## WHAT YOU SHOULD DO
Give the records back in full, exactly as they read.

## DATA SUPPLIED
· · · · · · ·
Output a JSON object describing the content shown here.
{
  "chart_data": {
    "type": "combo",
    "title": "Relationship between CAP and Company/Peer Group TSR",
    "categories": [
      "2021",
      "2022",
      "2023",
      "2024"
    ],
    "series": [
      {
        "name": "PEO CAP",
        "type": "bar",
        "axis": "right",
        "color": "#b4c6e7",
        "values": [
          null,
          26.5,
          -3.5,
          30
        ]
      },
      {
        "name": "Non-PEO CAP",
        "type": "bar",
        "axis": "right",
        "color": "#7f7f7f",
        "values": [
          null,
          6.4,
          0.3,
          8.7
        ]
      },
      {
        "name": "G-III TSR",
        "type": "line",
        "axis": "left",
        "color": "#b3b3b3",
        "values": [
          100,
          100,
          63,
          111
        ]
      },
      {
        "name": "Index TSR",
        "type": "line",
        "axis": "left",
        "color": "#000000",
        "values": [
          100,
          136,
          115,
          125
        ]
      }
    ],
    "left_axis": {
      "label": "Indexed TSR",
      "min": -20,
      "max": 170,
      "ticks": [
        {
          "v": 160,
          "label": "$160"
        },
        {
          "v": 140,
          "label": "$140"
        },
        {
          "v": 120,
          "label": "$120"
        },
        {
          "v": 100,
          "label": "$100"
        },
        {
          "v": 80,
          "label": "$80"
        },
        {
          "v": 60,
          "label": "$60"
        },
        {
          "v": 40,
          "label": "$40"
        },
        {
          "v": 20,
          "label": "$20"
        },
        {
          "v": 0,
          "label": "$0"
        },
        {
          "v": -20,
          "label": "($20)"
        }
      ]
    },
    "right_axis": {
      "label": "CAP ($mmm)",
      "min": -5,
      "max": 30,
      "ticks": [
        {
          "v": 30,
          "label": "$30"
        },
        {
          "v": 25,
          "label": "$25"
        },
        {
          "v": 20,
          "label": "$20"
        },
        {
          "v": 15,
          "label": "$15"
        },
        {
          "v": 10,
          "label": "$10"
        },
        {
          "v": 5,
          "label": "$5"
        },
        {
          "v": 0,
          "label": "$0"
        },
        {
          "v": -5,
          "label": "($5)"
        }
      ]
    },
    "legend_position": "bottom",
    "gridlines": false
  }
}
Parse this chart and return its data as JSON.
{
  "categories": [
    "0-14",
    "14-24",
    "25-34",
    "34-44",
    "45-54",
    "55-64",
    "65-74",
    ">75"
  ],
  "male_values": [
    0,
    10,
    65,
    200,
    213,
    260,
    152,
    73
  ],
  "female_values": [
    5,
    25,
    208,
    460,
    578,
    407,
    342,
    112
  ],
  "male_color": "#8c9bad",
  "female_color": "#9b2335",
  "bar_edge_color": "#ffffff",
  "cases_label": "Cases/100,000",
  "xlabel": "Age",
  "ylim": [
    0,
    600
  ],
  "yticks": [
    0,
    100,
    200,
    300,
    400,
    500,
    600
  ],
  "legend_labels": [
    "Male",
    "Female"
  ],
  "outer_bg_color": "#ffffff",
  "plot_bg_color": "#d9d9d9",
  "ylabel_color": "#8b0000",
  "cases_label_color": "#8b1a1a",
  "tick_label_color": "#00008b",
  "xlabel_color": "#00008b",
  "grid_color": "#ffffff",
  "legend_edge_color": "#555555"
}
· · · · · · ·
## RESULT FOR THIS TASK
Output a JSON object describing the content shown here.
{
  "chart_data": {
    "type": "combo",
    "title": "Relationship between CAP and Company/Peer Group TSR",
    "categories": [
      "2021",
      "2022",
      "2023",
      "2024"
    ],
    "series": [
      {
        "name": "PEO CAP",
        "type": "bar",
        "axis": "right",
        "color": "#b4c6e7",
        "values": [
          null,
          26.5,
          -3.5,
          30
        ]
      },
      {
        "name": "Non-PEO CAP",
        "type": "bar",
        "axis": "right",
        "color": "#7f7f7f",
        "values": [
          null,
          6.4,
          0.3,
          8.7
        ]
      },
      {
        "name": "G-III TSR",
        "type": "line",
        "axis": "left",
        "color": "#b3b3b3",
        "values": [
          100,
          100,
          63,
          111
        ]
      },
      {
        "name": "Index TSR",
        "type": "line",
        "axis": "left",
        "color": "#000000",
        "values": [
          100,
          136,
          115,
          125
        ]
      }
    ],
    "left_axis": {
      "label": "Indexed TSR",
      "min": -20,
      "max": 170,
      "ticks": [
        {
          "v": 160,
          "label": "$160"
        },
        {
          "v": 140,
          "label": "$140"
        },
        {
          "v": 120,
          "label": "$120"
        },
        {
          "v": 100,
          "label": "$100"
        },
        {
          "v": 80,
          "label": "$80"
        },
        {
          "v": 60,
          "label": "$60"
        },
        {
          "v": 40,
          "label": "$40"
        },
        {
          "v": 20,
          "label": "$20"
        },
        {
          "v": 0,
          "label": "$0"
        },
        {
          "v": -20,
          "label": "($20)"
        }
      ]
    },
    "right_axis": {
      "label": "CAP ($mmm)",
      "min": -5,
      "max": 30,
      "ticks": [
        {
          "v": 30,
          "label": "$30"
        },
        {
          "v": 25,
          "label": "$25"
        },
        {
          "v": 20,
          "label": "$20"
        },
        {
          "v": 15,
          "label": "$15"
        },
        {
          "v": 10,
          "label": "$10"
        },
        {
          "v": 5,
          "label": "$5"
        },
        {
          "v": 0,
          "label": "$0"
        },
        {
          "v": -5,
          "label": "($5)"
        }
      ]
    },
    "legend_position": "bottom",
    "gridlines": false
  }
}
Parse this chart and return its data as JSON.
{
  "categories": [
    "0-14",
    "14-24",
    "25-34",
    "34-44",
    "45-54",
    "55-64",
    "65-74",
    ">75"
  ],
  "male_values": [
    0,
    10,
    65,
    200,
    213,
    260,
    152,
    73
  ],
  "female_values": [
    5,
    25,
    208,
    460,
    578,
    407,
    342,
    112
  ],
  "male_color": "#8c9bad",
  "female_color": "#9b2335",
  "bar_edge_color": "#ffffff",
  "cases_label": "Cases/100,000",
  "xlabel": "Age",
  "ylim": [
    0,
    600
  ],
  "yticks": [
    0,
    100,
    200,
    300,
    400,
    500,
    600
  ],
  "legend_labels": [
    "Male",
    "Female"
  ],
  "outer_bg_color": "#ffffff",
  "plot_bg_color": "#d9d9d9",
  "ylabel_color": "#8b0000",
  "cases_label_color": "#8b1a1a",
  "tick_label_color": "#00008b",
  "xlabel_color": "#00008b",
  "grid_color": "#ffffff",
  "legend_edge_color": "#555555"
}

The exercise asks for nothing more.